:: Selected text ::
++++++

DFW used to have a USL League One team. North Texas SC, which plays at Choctaw Stadium in Arlington, was a founding member of the league in 2019 and won the inaugural championship that year. But North Texas SC, which is owned by and operates as a reserve team for Major League Soccer's FC Dallas, and several other MLS-affiliated teams in 2021 left USL League One to join MLS Next Pro. The new league, which began play in 2022, acts as a feeder to the MLS, similar to the minor league system in baseball.
The exodus left USL League One highly concentrated in the Southeastern U.S. and without a presence in Texas. The league, which currently has 12 teams, is now embarking on expansion with seven new teams planned for the 2025 season, including Texoma FC. A team in Corpus Christi is scheduled to begin playing in 2026.
USL League One originally considered other areas in DFW. It took a pitch from Watson and Keizer to convince league officials that the Texoma region would be the best fit. Watson said the league wants to put teams in minor metro areas that are "sports deserts." Sherman fit the bill, he said.
"There's not five other teams we're competing with [in Sherman,]" Watson said. "It's an open market where you can come in and you can build community and you can build a brand where you can be successful. If we were sitting in Arlington, we wouldn't be that successful competing with the Cowboys and the Rangers."

++++++

:: Given records ::

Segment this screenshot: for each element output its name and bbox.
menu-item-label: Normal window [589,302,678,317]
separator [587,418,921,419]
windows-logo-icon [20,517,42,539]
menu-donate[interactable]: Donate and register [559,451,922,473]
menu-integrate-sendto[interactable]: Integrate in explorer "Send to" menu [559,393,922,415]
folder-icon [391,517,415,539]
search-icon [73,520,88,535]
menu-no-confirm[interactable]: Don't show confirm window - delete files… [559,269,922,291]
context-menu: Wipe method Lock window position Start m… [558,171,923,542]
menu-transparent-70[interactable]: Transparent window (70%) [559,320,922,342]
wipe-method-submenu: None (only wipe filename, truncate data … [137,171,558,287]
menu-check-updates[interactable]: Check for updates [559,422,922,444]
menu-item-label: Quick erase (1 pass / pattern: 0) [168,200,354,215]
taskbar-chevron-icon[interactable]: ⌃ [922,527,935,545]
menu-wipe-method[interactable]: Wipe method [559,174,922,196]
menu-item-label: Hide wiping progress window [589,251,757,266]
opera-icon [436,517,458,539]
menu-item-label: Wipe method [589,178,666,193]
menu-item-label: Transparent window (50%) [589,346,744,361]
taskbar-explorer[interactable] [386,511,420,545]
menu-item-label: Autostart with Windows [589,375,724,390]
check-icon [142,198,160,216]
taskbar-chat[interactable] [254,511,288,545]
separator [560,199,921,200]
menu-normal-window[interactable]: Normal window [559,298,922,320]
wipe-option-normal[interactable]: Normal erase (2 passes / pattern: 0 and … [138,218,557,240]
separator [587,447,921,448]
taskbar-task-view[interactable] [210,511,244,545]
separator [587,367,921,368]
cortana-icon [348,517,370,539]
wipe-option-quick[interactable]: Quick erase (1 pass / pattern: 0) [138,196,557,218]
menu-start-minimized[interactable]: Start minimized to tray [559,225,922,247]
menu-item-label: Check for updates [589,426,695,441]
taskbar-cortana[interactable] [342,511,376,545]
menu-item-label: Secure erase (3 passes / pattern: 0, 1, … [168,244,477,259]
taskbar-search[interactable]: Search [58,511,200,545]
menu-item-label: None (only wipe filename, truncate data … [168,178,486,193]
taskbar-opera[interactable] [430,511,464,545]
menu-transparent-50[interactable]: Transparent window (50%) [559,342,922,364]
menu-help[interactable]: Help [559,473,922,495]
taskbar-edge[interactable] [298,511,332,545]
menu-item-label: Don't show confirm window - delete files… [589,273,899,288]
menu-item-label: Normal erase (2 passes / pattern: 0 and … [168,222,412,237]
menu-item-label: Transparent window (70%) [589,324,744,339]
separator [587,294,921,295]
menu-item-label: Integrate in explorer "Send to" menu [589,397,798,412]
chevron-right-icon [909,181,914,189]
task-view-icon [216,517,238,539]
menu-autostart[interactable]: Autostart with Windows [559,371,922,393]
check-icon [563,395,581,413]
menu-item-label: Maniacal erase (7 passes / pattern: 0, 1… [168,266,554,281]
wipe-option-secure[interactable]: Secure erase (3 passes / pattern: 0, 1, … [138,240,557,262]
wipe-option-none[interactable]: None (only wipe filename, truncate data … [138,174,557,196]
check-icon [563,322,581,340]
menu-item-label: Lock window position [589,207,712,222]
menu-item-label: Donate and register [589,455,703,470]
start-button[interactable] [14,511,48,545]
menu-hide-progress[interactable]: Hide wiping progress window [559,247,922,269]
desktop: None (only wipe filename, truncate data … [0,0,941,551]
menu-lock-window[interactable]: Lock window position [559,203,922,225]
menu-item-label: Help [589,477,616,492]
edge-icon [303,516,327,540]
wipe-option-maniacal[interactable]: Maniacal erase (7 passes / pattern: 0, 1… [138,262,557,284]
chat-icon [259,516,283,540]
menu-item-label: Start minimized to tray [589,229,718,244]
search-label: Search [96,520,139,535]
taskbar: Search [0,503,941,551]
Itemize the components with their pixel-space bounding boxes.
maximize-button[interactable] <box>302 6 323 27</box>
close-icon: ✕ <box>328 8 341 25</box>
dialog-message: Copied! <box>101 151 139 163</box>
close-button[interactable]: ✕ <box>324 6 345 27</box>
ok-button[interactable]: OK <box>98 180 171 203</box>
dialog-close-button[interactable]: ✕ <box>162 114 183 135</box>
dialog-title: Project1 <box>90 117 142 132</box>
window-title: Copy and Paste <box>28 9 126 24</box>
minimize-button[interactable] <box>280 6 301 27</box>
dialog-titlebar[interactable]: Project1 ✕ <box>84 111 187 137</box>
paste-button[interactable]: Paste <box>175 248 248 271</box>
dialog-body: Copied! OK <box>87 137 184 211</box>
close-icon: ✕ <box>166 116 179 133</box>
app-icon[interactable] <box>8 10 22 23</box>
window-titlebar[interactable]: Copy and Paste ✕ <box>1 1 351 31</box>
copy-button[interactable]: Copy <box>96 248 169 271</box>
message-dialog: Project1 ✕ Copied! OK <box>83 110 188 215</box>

++++++

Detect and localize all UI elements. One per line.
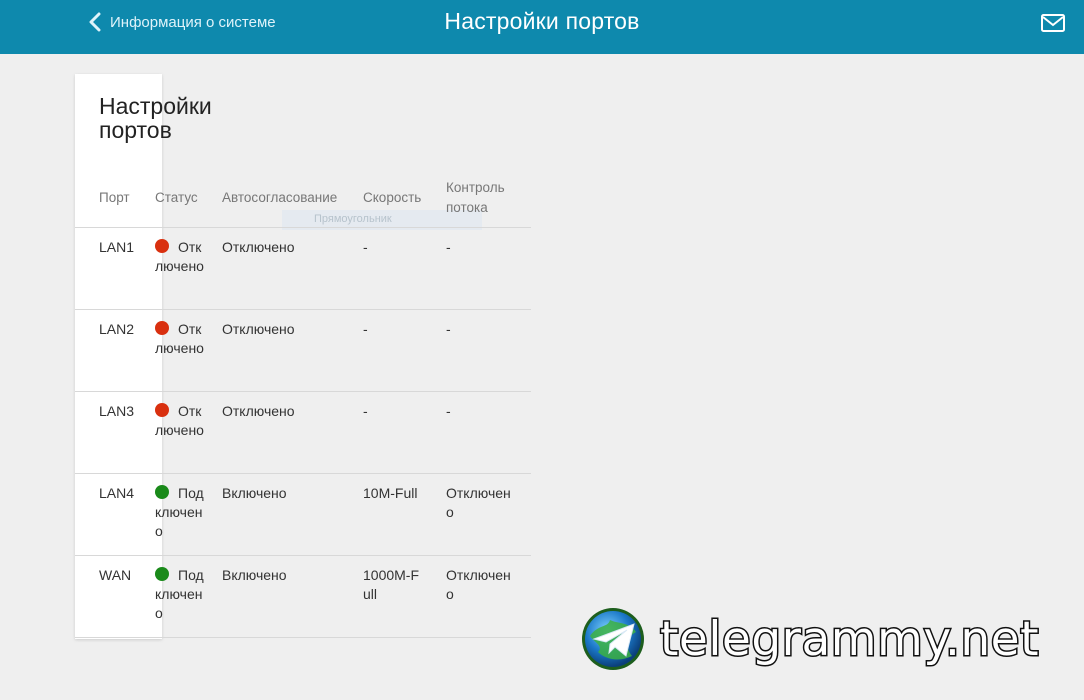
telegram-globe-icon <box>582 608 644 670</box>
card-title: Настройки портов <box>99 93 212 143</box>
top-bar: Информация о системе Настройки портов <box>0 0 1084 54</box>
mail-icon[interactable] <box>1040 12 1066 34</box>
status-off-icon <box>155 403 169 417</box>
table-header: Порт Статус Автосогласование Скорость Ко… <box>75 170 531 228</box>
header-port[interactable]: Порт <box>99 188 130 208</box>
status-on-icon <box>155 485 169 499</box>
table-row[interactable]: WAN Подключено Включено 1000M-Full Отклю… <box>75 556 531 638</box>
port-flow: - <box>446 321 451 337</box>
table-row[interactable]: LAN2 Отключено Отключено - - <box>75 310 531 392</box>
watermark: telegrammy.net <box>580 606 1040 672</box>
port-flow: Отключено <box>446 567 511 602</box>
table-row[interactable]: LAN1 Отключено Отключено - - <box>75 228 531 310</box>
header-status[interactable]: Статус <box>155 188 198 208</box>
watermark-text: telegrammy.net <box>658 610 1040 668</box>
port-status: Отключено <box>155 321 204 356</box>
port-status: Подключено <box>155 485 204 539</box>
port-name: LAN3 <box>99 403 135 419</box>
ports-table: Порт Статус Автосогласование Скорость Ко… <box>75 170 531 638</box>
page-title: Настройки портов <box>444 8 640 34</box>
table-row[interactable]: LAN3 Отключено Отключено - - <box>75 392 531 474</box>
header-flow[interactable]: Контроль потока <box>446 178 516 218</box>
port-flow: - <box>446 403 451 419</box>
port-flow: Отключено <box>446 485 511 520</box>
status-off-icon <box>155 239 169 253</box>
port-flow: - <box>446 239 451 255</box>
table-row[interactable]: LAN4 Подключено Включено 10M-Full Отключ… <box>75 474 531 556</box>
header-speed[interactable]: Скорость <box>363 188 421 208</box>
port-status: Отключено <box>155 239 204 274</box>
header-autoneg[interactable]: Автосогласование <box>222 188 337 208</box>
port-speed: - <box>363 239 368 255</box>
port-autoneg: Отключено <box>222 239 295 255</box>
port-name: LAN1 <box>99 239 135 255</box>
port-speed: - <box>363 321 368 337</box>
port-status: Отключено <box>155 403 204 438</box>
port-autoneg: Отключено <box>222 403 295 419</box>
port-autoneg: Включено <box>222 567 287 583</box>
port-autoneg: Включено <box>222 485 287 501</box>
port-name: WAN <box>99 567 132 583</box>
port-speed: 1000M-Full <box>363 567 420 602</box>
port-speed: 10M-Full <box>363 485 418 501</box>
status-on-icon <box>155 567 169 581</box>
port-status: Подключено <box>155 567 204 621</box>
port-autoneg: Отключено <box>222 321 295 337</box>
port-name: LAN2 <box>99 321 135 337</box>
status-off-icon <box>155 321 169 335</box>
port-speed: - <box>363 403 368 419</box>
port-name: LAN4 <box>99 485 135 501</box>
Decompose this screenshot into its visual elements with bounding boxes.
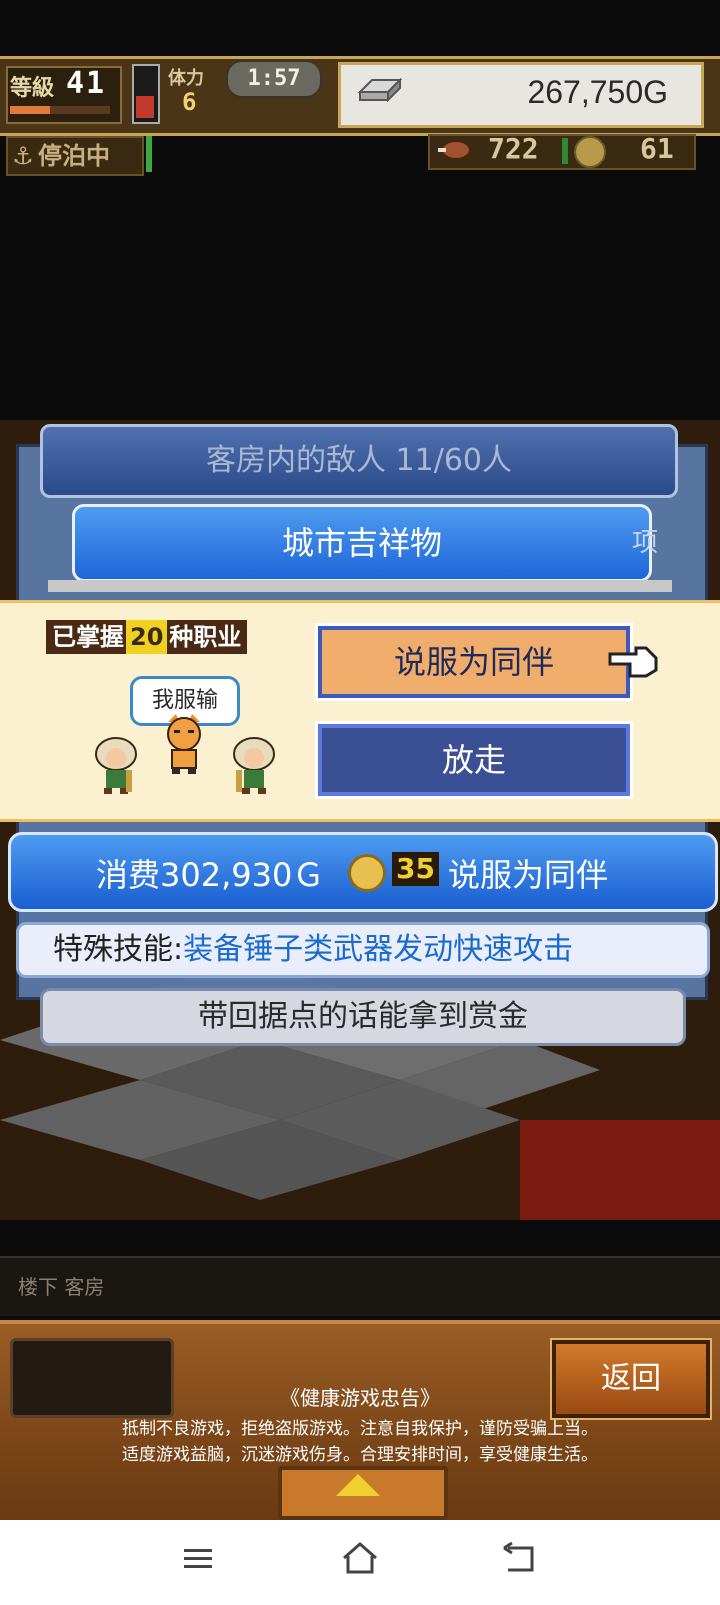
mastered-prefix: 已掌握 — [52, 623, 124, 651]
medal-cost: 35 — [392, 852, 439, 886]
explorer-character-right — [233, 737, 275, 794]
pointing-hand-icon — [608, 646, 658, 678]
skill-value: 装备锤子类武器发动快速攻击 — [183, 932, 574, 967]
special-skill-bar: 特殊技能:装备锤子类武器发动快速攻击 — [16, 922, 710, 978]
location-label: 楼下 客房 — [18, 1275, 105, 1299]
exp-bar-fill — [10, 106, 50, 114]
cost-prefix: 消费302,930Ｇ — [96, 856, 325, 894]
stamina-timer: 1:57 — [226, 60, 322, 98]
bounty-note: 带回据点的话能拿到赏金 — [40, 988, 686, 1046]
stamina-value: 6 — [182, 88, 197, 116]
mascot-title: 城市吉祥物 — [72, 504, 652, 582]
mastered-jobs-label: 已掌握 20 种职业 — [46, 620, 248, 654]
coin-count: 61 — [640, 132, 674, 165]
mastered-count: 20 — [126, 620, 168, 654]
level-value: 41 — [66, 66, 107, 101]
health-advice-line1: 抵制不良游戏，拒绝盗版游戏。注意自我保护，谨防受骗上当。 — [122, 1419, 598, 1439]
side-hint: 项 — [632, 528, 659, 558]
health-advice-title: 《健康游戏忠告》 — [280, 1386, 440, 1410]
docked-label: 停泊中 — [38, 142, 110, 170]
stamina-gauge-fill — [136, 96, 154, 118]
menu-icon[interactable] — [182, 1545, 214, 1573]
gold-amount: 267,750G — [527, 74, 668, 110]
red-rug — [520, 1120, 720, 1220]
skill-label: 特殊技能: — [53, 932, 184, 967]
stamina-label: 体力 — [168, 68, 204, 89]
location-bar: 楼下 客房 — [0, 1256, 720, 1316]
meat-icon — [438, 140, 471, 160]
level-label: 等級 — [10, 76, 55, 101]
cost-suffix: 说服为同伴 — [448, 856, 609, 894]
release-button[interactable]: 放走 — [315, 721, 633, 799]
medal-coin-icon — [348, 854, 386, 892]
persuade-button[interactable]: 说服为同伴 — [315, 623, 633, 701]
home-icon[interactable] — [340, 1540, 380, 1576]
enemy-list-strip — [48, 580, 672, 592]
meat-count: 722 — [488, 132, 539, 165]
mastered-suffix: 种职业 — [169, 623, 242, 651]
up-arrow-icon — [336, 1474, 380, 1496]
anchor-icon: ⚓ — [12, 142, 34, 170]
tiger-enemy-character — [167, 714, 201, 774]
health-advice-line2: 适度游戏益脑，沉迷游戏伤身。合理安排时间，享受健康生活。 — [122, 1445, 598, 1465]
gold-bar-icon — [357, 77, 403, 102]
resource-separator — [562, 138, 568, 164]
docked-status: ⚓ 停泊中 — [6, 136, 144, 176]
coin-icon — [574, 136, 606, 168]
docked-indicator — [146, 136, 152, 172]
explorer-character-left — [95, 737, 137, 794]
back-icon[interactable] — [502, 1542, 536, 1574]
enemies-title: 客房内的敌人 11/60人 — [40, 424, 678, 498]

++++++

:: Problem set ::
1. What is the Spanish translation of this sentence from the USL League One passage: "The exodus left USL League One highly concentrated in the Southeastern U.S. and without a presence in Texas."?
2. According to the USL League One passage, why did Watson consider Sherman a better location than Arlington? Answer in one to three sentences.
3. Can you take the passage about Texoma FC and USL League One further, picking up after its final paragraph?

:: Exercise responses ::
1. El éxodo dejó a la USL League One muy concentrada en el sureste de EE. UU. y sin presencia en Texas.

2. Watson said the league wants teams in minor metro areas that are "sports deserts." Sherman is an open market without five other teams competing, where a club can build community and a brand. In Arlington, a team would struggle competing with the Cowboys and the Rangers.

3.
The league's expansion happens to coincide with a time when the Texoma region is booming economically and interest in soccer across the U.S. continues to soar.
AT&T Stadium in Arlington will host nine games when the FIFA World Cup comes to the U.S. in 2026, the most of any site. The number of games speaks to how popular soccer has become in North Texas, and the entire DFW metroplex is expected to benefit.
Sherman's population has grown to almost 50,000 and is projected to double in five years. Keizer said the "catchment area" around Sherman has around 325,000 people and counting.
"Geography is vital, but also timing," Keizer said. "If we had taken on this project five or 10 years ago, the maturity of the league wouldn't be ready, but also the maturity of the exponential growth of the region. ... So, geography, yes. Timing, yes. And then it's a community that's still small enough that we are the first true pro sports franchise that Texoma can call its own. So we feel like those three elements are a massive recipe for success."